Input records
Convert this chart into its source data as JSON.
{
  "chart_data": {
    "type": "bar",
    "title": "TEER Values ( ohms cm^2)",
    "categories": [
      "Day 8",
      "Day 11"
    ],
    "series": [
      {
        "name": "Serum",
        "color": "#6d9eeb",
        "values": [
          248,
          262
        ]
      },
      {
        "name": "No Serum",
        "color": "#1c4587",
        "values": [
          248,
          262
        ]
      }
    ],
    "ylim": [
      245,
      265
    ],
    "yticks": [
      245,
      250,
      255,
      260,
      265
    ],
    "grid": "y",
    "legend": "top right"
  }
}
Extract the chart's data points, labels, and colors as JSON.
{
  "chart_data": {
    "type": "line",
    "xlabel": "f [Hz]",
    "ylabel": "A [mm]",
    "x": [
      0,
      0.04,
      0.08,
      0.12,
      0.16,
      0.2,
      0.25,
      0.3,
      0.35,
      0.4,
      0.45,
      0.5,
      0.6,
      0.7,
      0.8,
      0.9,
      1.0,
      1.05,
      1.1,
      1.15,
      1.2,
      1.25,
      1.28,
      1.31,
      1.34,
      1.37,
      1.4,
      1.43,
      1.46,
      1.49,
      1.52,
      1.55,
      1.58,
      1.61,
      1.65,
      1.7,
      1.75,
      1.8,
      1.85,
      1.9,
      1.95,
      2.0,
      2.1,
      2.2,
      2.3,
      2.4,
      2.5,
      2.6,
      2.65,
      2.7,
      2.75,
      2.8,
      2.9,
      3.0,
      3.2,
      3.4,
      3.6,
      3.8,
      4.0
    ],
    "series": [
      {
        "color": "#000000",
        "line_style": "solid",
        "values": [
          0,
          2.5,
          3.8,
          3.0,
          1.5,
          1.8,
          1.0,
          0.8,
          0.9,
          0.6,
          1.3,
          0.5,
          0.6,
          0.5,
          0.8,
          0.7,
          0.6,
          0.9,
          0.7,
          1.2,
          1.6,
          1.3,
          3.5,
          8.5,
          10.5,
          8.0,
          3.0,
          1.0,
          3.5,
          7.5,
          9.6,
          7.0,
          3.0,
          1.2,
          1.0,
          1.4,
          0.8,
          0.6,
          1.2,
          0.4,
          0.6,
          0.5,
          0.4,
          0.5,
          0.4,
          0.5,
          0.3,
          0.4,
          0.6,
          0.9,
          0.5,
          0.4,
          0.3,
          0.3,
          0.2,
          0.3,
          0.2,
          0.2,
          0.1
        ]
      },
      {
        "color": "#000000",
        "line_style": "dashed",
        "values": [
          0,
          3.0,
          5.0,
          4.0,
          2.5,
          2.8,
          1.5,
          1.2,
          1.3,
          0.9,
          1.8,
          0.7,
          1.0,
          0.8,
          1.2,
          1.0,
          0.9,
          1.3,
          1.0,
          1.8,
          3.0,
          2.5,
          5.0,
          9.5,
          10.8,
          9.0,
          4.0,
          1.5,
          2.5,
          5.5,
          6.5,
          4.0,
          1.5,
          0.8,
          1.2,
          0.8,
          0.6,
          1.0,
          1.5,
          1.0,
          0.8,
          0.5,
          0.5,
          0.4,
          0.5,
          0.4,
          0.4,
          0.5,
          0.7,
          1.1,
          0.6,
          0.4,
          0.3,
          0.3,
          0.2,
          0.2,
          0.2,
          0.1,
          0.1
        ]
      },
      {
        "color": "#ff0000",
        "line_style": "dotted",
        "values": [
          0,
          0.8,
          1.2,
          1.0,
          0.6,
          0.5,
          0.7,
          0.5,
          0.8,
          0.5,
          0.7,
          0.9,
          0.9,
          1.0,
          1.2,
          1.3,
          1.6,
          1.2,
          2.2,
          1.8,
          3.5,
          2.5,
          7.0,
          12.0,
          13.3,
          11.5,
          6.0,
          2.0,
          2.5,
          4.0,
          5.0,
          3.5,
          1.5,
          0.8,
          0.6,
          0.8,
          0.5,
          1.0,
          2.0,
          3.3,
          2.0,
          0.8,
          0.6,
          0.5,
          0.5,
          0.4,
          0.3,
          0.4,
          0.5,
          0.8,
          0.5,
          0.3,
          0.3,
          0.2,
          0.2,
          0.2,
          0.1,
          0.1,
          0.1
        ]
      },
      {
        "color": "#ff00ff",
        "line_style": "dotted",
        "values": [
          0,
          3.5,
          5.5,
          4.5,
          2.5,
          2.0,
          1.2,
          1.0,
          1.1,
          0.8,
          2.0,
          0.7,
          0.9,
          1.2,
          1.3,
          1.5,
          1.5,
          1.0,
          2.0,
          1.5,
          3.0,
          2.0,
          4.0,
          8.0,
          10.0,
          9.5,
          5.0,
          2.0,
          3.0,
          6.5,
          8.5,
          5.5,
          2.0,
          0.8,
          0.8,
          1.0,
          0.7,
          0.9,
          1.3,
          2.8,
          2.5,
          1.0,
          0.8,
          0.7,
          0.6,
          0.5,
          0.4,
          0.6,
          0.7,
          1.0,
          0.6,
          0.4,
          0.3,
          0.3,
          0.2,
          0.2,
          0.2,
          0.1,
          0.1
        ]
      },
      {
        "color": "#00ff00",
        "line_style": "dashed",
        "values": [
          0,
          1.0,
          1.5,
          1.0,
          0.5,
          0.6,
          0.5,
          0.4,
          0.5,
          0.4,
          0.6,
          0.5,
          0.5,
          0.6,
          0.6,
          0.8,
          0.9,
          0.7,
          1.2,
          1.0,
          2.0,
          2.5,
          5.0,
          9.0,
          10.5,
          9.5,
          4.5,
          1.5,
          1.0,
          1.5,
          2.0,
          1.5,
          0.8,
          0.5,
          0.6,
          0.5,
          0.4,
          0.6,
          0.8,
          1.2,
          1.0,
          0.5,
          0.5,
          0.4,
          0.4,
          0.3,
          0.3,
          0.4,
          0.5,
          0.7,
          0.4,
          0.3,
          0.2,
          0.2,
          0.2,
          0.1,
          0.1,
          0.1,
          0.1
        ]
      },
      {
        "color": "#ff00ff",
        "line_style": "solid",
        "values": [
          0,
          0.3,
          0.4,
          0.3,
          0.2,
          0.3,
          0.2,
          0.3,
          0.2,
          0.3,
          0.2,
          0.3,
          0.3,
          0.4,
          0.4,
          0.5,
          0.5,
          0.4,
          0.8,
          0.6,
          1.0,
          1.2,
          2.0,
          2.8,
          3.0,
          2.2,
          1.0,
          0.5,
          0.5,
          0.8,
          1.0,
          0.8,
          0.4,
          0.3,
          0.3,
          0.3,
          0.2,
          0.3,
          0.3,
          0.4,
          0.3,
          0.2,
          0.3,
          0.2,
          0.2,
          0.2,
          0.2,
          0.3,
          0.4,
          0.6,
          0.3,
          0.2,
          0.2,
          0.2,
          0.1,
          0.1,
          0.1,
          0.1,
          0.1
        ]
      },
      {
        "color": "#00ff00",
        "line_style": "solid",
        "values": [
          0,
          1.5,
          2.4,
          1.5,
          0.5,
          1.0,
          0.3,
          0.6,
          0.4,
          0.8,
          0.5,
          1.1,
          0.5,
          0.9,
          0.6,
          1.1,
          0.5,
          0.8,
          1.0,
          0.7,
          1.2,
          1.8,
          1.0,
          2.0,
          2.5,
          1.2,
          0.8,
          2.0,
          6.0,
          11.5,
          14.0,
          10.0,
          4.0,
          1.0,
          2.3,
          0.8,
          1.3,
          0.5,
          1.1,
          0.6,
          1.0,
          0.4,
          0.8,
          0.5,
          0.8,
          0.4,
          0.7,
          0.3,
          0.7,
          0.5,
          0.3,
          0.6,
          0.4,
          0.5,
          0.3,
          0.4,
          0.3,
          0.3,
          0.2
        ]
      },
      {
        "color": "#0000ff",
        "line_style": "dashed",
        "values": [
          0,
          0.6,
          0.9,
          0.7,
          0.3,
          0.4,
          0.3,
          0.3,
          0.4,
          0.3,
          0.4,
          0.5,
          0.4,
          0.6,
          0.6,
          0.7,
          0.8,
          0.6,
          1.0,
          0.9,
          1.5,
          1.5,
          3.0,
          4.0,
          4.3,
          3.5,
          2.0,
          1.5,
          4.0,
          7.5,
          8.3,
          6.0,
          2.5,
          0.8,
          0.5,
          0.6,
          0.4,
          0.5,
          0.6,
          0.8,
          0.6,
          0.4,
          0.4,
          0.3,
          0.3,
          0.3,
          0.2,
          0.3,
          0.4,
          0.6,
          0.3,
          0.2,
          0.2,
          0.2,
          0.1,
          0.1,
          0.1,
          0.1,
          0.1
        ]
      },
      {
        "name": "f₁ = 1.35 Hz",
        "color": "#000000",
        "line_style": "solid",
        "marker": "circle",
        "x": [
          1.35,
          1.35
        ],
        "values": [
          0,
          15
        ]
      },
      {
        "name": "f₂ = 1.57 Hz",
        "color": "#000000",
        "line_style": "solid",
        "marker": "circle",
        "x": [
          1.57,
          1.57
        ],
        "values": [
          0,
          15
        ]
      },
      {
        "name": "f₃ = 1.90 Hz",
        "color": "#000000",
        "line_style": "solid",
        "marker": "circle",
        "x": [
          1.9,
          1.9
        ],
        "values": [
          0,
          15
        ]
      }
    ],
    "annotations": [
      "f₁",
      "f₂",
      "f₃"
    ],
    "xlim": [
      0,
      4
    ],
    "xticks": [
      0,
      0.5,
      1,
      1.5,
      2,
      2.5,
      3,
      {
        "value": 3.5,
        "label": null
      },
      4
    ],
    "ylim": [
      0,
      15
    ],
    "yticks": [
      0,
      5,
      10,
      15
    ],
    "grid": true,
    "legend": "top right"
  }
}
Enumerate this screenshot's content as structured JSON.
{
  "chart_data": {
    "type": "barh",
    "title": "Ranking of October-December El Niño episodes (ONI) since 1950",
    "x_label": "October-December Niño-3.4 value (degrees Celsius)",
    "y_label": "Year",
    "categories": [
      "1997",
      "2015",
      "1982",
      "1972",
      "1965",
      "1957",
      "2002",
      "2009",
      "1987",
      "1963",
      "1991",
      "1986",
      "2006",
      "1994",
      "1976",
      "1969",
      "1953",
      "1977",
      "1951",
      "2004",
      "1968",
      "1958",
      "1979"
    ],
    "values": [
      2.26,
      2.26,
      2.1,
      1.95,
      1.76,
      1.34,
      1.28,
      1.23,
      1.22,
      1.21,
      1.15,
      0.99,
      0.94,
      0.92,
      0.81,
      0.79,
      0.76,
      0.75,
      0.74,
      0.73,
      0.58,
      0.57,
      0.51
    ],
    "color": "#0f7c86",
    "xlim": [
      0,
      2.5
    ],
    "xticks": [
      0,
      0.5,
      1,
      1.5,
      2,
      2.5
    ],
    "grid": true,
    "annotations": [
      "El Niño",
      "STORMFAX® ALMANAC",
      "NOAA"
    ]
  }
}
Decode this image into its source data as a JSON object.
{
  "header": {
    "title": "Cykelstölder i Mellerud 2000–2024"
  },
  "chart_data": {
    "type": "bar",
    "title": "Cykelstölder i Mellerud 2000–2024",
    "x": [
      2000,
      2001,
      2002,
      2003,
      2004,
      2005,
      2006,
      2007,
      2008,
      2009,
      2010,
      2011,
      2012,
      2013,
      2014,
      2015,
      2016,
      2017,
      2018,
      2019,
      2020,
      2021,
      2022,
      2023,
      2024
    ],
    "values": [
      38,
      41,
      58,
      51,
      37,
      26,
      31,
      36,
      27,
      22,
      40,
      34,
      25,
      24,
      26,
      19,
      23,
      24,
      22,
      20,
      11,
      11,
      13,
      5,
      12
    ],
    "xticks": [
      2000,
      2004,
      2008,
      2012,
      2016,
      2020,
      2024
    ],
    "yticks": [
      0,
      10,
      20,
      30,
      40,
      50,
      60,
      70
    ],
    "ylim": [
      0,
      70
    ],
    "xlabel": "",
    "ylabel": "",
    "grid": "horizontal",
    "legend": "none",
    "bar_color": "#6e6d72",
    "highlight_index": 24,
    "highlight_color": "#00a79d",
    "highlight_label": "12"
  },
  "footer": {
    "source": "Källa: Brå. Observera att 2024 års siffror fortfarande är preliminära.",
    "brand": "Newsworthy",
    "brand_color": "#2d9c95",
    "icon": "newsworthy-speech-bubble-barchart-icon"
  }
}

Request
Where a line above contains the string "type", copy that line.

Correct response
    "type": "bar",
    "type": "line",
    "type": "barh",
    "type": "bar",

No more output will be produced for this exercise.